#### Direction
A faithful transcription of all the data is required.

==*==

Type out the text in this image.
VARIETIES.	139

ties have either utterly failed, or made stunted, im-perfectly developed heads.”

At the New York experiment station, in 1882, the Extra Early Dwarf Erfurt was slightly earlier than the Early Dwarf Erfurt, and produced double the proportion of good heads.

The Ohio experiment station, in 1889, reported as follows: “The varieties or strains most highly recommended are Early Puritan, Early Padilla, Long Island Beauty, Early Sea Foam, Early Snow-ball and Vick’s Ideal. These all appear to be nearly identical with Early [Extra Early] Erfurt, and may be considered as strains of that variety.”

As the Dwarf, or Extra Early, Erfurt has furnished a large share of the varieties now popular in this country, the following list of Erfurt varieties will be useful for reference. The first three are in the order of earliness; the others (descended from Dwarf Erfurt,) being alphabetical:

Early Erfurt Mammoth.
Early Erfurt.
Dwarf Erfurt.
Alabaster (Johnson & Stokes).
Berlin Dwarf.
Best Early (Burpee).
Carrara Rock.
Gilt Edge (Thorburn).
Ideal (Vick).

==*==

#### Worked answer
Type out the text in this image.
VARIETIES.	139

ties have either utterly failed, or made stunted, im-perfectly developed heads.”

At the New York experiment station, in 1882, the Extra Early Dwarf Erfurt was slightly earlier than the Early Dwarf Erfurt, and produced double the proportion of good heads.

The Ohio experiment station, in 1889, reported as follows: “The varieties or strains most highly recommended are Early Puritan, Early Padilla, Long Island Beauty, Early Sea Foam, Early Snow-ball and Vick’s Ideal. These all appear to be nearly identical with Early [Extra Early] Erfurt, and may be considered as strains of that variety.”

As the Dwarf, or Extra Early, Erfurt has furnished a large share of the varieties now popular in this country, the following list of Erfurt varieties will be useful for reference. The first three are in the order of earliness; the others (descended from Dwarf Erfurt,) being alphabetical:

Early Erfurt Mammoth.
Early Erfurt.
Dwarf Erfurt.
Alabaster (Johnson & Stokes).
Berlin Dwarf.
Best Early (Burpee).
Carrara Rock.
Gilt Edge (Thorburn).
Ideal (Vick).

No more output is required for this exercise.